Objective:
Copy out every line that contains "وامسى".
··· Given records
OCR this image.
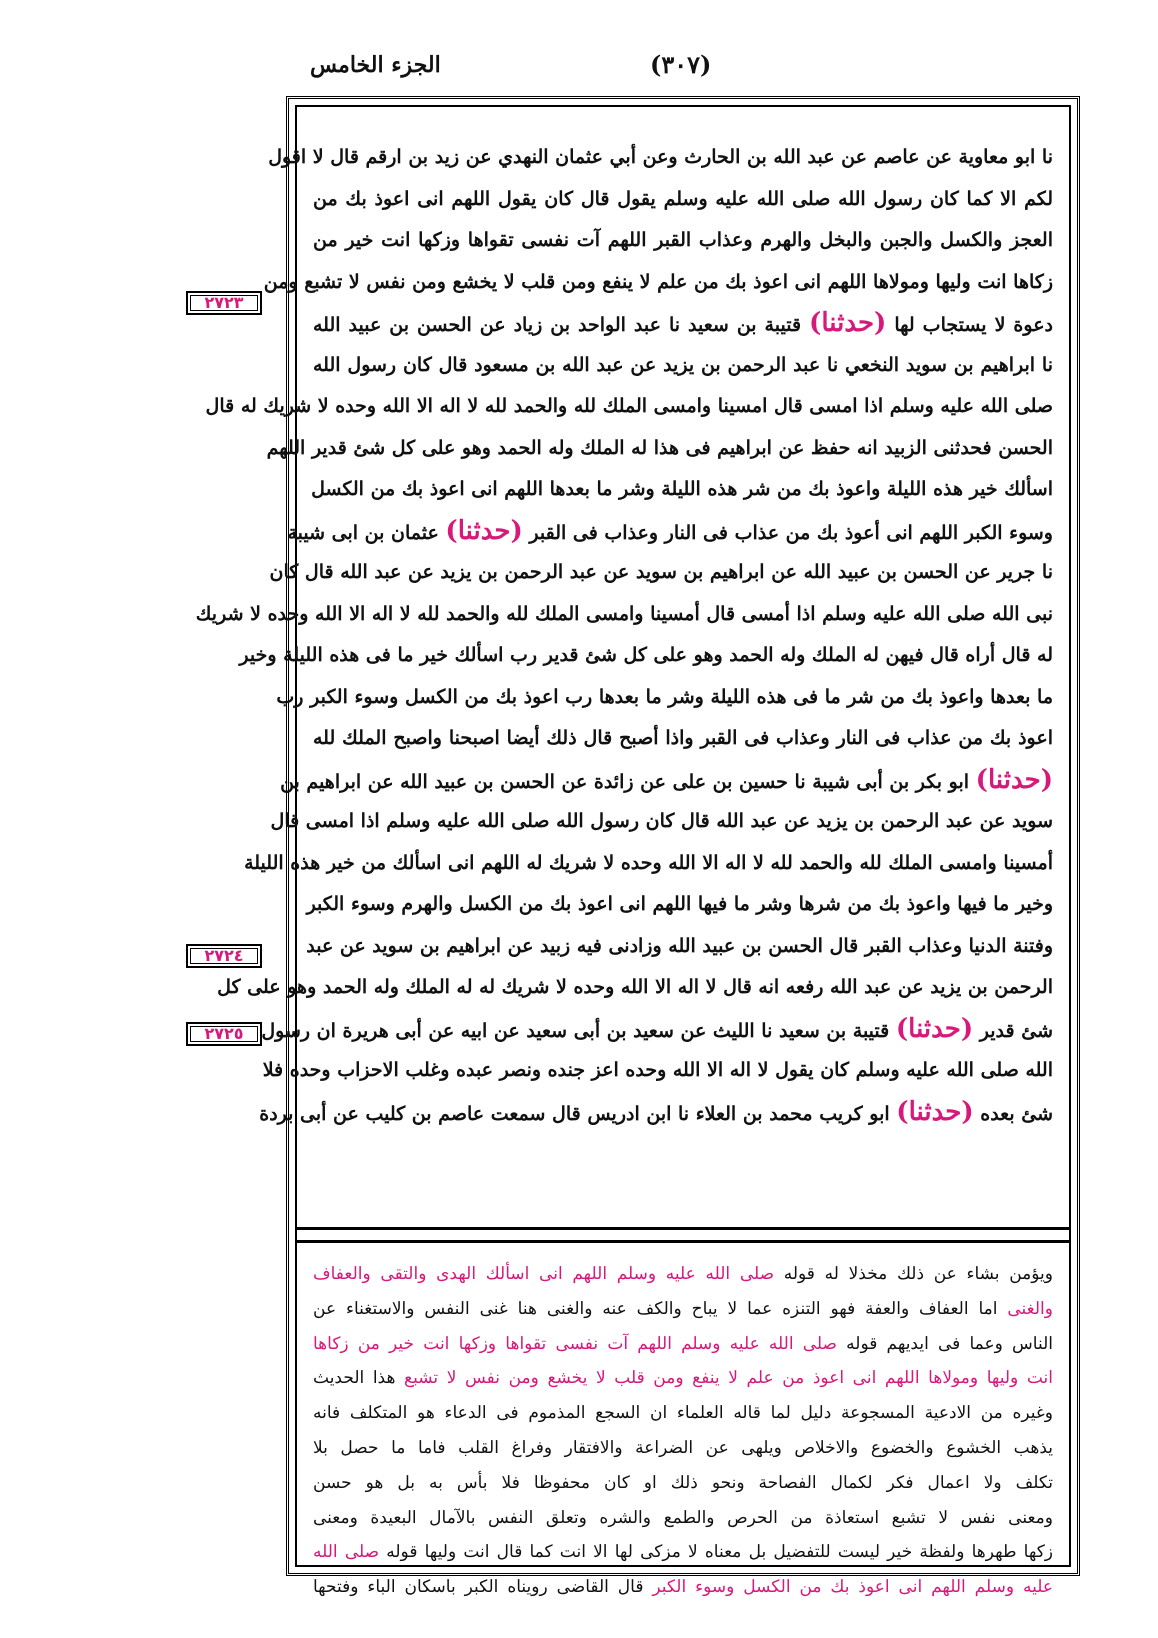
الجزء الخامس	(٣٠٧)
٢٧٢٣
٢٧٢٤
٢٧٢٥
نا ابو معاوية عن عاصم عن عبد الله بن الحارث وعن أبي عثمان النهدي عن زيد بن ارقم قال لا اقول
لكم الا كما كان رسول الله صلى الله عليه وسلم يقول قال كان يقول اللهم انى اعوذ بك من
العجز والكسل والجبن والبخل والهرم وعذاب القبر اللهم آت نفسى تقواها وزكها انت خير من
زكاها انت وليها ومولاها اللهم انى اعوذ بك من علم لا ينفع ومن قلب لا يخشع ومن نفس لا تشبع ومن
دعوة لا يستجاب لها (حدثنا) قتيبة بن سعيد نا عبد الواحد بن زياد عن الحسن بن عبيد الله
نا ابراهيم بن سويد النخعي نا عبد الرحمن بن يزيد عن عبد الله بن مسعود قال كان رسول الله
صلى الله عليه وسلم اذا امسى قال امسينا وامسى الملك لله والحمد لله لا اله الا الله وحده لا شريك له قال
الحسن فحدثنى الزبيد انه حفظ عن ابراهيم فى هذا له الملك وله الحمد وهو على كل شئ قدير اللهم
اسألك خير هذه الليلة واعوذ بك من شر هذه الليلة وشر ما بعدها اللهم انى اعوذ بك من الكسل
وسوء الكبر اللهم انى أعوذ بك من عذاب فى النار وعذاب فى القبر (حدثنا) عثمان بن ابى شيبة
نا جرير عن الحسن بن عبيد الله عن ابراهيم بن سويد عن عبد الرحمن بن يزيد عن عبد الله قال كان
نبى الله صلى الله عليه وسلم اذا أمسى قال أمسينا وامسى الملك لله والحمد لله لا اله الا الله وحده لا شريك
له قال أراه قال فيهن له الملك وله الحمد وهو على كل شئ قدير رب اسألك خير ما فى هذه الليلة وخير
ما بعدها واعوذ بك من شر ما فى هذه الليلة وشر ما بعدها رب اعوذ بك من الكسل وسوء الكبر رب
اعوذ بك من عذاب فى النار وعذاب فى القبر واذا أصبح قال ذلك أيضا اصبحنا واصبح الملك لله
(حدثنا) ابو بكر بن أبى شيبة نا حسين بن على عن زائدة عن الحسن بن عبيد الله عن ابراهيم بن
سويد عن عبد الرحمن بن يزيد عن عبد الله قال كان رسول الله صلى الله عليه وسلم اذا امسى قال
أمسينا وامسى الملك لله والحمد لله لا اله الا الله وحده لا شريك له اللهم انى اسألك من خير هذه الليلة
وخير ما فيها واعوذ بك من شرها وشر ما فيها اللهم انى اعوذ بك من الكسل والهرم وسوء الكبر
وفتنة الدنيا وعذاب القبر قال الحسن بن عبيد الله وزادنى فيه زبيد عن ابراهيم بن سويد عن عبد
الرحمن بن يزيد عن عبد الله رفعه انه قال لا اله الا الله وحده لا شريك له له الملك وله الحمد وهو على كل
شئ قدير (حدثنا) قتيبة بن سعيد نا الليث عن سعيد بن أبى سعيد عن ابيه عن أبى هريرة ان رسول
الله صلى الله عليه وسلم كان يقول لا اله الا الله وحده اعز جنده ونصر عبده وغلب الاحزاب وحده فلا
شئ بعده (حدثنا) ابو كريب محمد بن العلاء نا ابن ادريس قال سمعت عاصم بن كليب عن أبى بردة
ويؤمن بشاء عن ذلك مخذلا له قوله صلى الله عليه وسلم اللهم انى اسألك الهدى والتقى والعفاف
والغنى اما العفاف والعفة فهو التنزه عما لا يباح والكف عنه والغنى هنا غنى النفس والاستغناء عن
الناس وعما فى ايديهم قوله صلى الله عليه وسلم اللهم آت نفسى تقواها وزكها انت خير من زكاها
انت وليها ومولاها اللهم انى اعوذ من علم لا ينفع ومن قلب لا يخشع ومن نفس لا تشبع هذا الحديث
وغيره من الادعية المسجوعة دليل لما قاله العلماء ان السجع المذموم فى الدعاء هو المتكلف فانه
يذهب الخشوع والخضوع والاخلاص ويلهى عن الضراعة والافتقار وفراغ القلب فاما ما حصل بلا
تكلف ولا اعمال فكر لكمال الفصاحة ونحو ذلك او كان محفوظا فلا بأس به بل هو حسن
ومعنى نفس لا تشبع استعاذة من الحرص والطمع والشره وتعلق النفس بالآمال البعيدة ومعنى
زكها طهرها ولفظة خير ليست للتفضيل بل معناه لا مزكى لها الا انت كما قال انت وليها قوله صلى الله
عليه وسلم اللهم انى اعوذ بك من الكسل وسوء الكبر قال القاضى رويناه الكبر باسكان الباء وفتحها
······
Result of the exercise:
صلى الله عليه وسلم اذا امسى قال امسينا وامسى الملك لله والحمد لله لا اله الا الله وحده لا شريك له قال
نبى الله صلى الله عليه وسلم اذا أمسى قال أمسينا وامسى الملك لله والحمد لله لا اله الا الله وحده لا شريك
أمسينا وامسى الملك لله والحمد لله لا اله الا الله وحده لا شريك له اللهم انى اسألك من خير هذه الليلة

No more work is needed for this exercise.